- Task statement -
Give the number of lines containing the word "down", and nothing else.

========================================

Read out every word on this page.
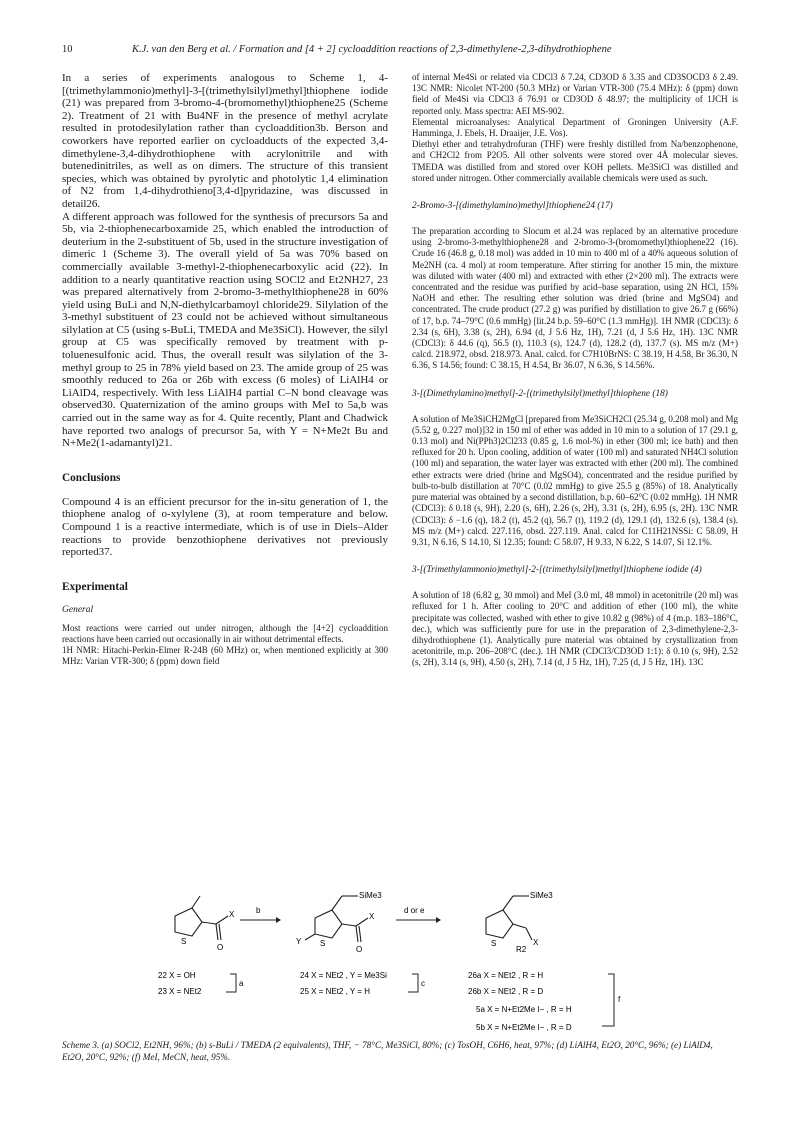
10	K.J. van den Berg et al. / Formation and [4 + 2] cycloaddition reactions of 2,3-dimethylene-2,3-dihydrothiophene

In a series of experiments analogous to Scheme 1, 4-[(trimethylammonio)methyl]-3-[(trimethylsilyl)methyl]thiophene iodide (21) was prepared from 3-bromo-4-(bromomethyl)thiophene25 (Scheme 2). Treatment of 21 with Bu4NF in the presence of methyl acrylate resulted in protodesilylation rather than cycloaddition3b. Berson and coworkers have reported earlier on cycloadducts of the expected 3,4-dimethylene-3,4-dihydrothiophene with acrylonitrile and with butenedinitriles, as well as on dimers. The structure of this transient species, which was obtained by pyrolytic and photolytic 1,4 elimination of N2 from 1,4-dihydrothieno[3,4-d]pyridazine, was discussed in detail26.

A different approach was followed for the synthesis of precursors 5a and 5b, via 2-thiophenecarboxamide 25, which enabled the introduction of deuterium in the 2-substituent of 5b, used in the structure investigation of dimeric 1 (Scheme 3). The overall yield of 5a was 70% based on commercially available 3-methyl-2-thiophenecarboxylic acid (22). In addition to a nearly quantitative reaction using SOCl2 and Et2NH27, 23 was prepared alternatively from 2-bromo-3-methylthiophene28 in 60% yield using BuLi and N,N-diethylcarbamoyl chloride29. Silylation of the 3-methyl substituent of 23 could not be achieved without simultaneous silylation at C5 (using s-BuLi, TMEDA and Me3SiCl). However, the silyl group at C5 was specifically removed by treatment with p-toluenesulfonic acid. Thus, the overall result was silylation of the 3-methyl group to 25 in 78% yield based on 23. The amide group of 25 was smoothly reduced to 26a or 26b with excess (6 moles) of LiAlH4 or LiAlD4, respectively. With less LiAlH4 partial C–N bond cleavage was observed30. Quaternization of the amino groups with MeI to 5a,b was carried out in the same way as for 4. Quite recently, Plant and Chadwick have reported two analogs of precursor 5a, with Y = N+Me2t Bu and N+Me2(1-adamantyl)21.

Conclusions

Compound 4 is an efficient precursor for the in-situ generation of 1, the thiophene analog of o-xylylene (3), at room temperature and below. Compound 1 is a reactive intermediate, which is of use in Diels–Alder reactions to provide benzothiophene derivatives not previously reported37.

Experimental
General

Most reactions were carried out under nitrogen, although the [4+2] cycloaddition reactions have been carried out occasionally in air without detrimental effects.

1H NMR: Hitachi-Perkin-Elmer R-24B (60 MHz) or, when mentioned explicitly at 300 MHz: Varian VTR-300; δ (ppm) down field

of internal Me4Si or related via CDCl3 δ 7.24, CD3OD δ 3.35 and CD3SOCD3 δ 2.49. 13C NMR: Nicolet NT-200 (50.3 MHz) or Varian VTR-300 (75.4 MHz): δ (ppm) down field of Me4Si via CDCl3 δ 76.91 or CD3OD δ 48.97; the multiplicity of 1JCH is reported only. Mass spectra: AEI MS-902.

Elemental microanalyses: Analytical Department of Groningen University (A.F. Hamminga, J. Ebels, H. Draaijer, J.E. Vos).

Diethyl ether and tetrahydrofuran (THF) were freshly distilled from Na/benzophenone, and CH2Cl2 from P2O5. All other solvents were stored over 4Å molecular sieves. TMEDA was distilled from and stored over KOH pellets. Me3SiCl was distilled and stored under nitrogen. Other commercially available chemicals were used as such.

2-Bromo-3-[(dimethylamino)methyl]thiophene24 (17)

The preparation according to Slocum et al.24 was replaced by an alternative procedure using 2-bromo-3-methylthiophene28 and 2-bromo-3-(bromomethyl)thiophene22 (16). Crude 16 (46.8 g, 0.18 mol) was added in 10 min to 400 ml of a 40% aqueous solution of Me2NH (ca. 4 mol) at room temperature. After stirring for another 15 min, the mixture was diluted with water (400 ml) and extracted with ether (2×200 ml). The extracts were concentrated and the residue was purified by acid–base separation, using 2N HCl, 15% NaOH and ether. The resulting ether solution was dried (brine and MgSO4) and concentrated. The crude product (27.2 g) was purified by distillation to give 26.7 g (66%) of 17, b.p. 74–79°C (0.6 mmHg) [lit.24 b.p. 59–60°C (1.3 mmHg)]. 1H NMR (CDCl3): δ 2.34 (s, 6H), 3.38 (s, 2H), 6.94 (d, J 5.6 Hz, 1H), 7.21 (d, J 5.6 Hz, 1H). 13C NMR (CDCl3): δ 44.6 (q), 56.5 (t), 110.3 (s), 124.7 (d), 128.2 (d), 137.7 (s). MS m/z (M+) calcd. 218.972, obsd. 218.973. Anal. calcd. for C7H10BrNS: C 38.19, H 4.58, Br 36.30, N 6.36, S 14.56; found: C 38.15, H 4.54, Br 36.07, N 6.36, S 14.56%.

3-[(Dimethylamino)methyl]-2-[(trimethylsilyl)methyl]thiophene (18)

A solution of Me3SiCH2MgCl [prepared from Me3SiCH2Cl (25.34 g, 0.208 mol) and Mg (5.52 g, 0.227 mol)]32 in 150 ml of ether was added in 10 min to a solution of 17 (29.1 g, 0.13 mol) and Ni(PPh3)2Cl233 (0.85 g, 1.6 mol-%) in ether (300 ml; ice bath) and then refluxed for 20 h. Upon cooling, addition of water (100 ml) and saturated NH4Cl solution (100 ml) and separation, the water layer was extracted with ether (200 ml). The combined ether extracts were dried (brine and MgSO4), concentrated and the residue purified by bulb-to-bulb distillation at 70°C (0.02 mmHg) to give 25.5 g (85%) of 18. Analytically pure material was obtained by a second distillation, b.p. 60–62°C (0.02 mmHg). 1H NMR (CDCl3): δ 0.18 (s, 9H), 2.20 (s, 6H), 2.26 (s, 2H), 3.31 (s, 2H), 6.95 (s, 2H). 13C NMR (CDCl3): δ −1.6 (q), 18.2 (t), 45.2 (q), 56.7 (t), 119.2 (d), 129.1 (d), 132.6 (s), 138.4 (s). MS m/z (M+) calcd. 227.116, obsd. 227.119. Anal. calcd for C11H21NSSi: C 58.09, H 9.31, N 6.16, S 14.10, Si 12.35; found: C 58.07, H 9.33, N 6.22, S 14.07, Si 12.1%.

3-[(Trimethylammonio)methyl]-2-[(trimethylsilyl)methyl]thiophene iodide (4)

A solution of 18 (6.82 g, 30 mmol) and MeI (3.0 ml, 48 mmol) in acetonitrile (20 ml) was refluxed for 1 h. After cooling to 20°C and addition of ether (100 ml), the white precipitate was collected, washed with ether to give 10.82 g (98%) of 4 (m.p. 183–186°C, dec.), which was sufficiently pure for use in the preparation of 2,3-dimethylene-2,3-dihydrothiophene (1). Analytically pure material was obtained by crystallization from acetonitrile, m.p. 206–208°C (dec.). 1H NMR (CDCl3/CD3OD 1:1): δ 0.10 (s, 9H), 2.52 (s, 2H), 3.14 (s, 9H), 4.50 (s, 2H), 7.14 (d, J 5 Hz, 1H), 7.25 (d, J 5 Hz, 1H). 13C

S
X
O
b
SiMe3
X
Y S
O
d or e
SiMe3
X
S
R2
22 X = OH
23 X = NEt2
a
24 X = NEt2 , Y = Me3Si
25 X = NEt2 , Y = H
c
26a X = NEt2 , R = H
26b X = NEt2 , R = D
5a X = N+Et2Me I− , R = H
5b X = N+Et2Me I− , R = D
f
Scheme 3. (a) SOCl2, Et2NH, 96%; (b) s-BuLi / TMEDA (2 equivalents), THF, − 78°C, Me3SiCl, 80%; (c) TosOH, C6H6, heat, 97%; (d) LiAlH4, Et2O, 20°C, 96%; (e) LiAlD4, Et2O, 20°C, 92%; (f) MeI, MeCN, heat, 95%.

========================================

- Result of the task -
2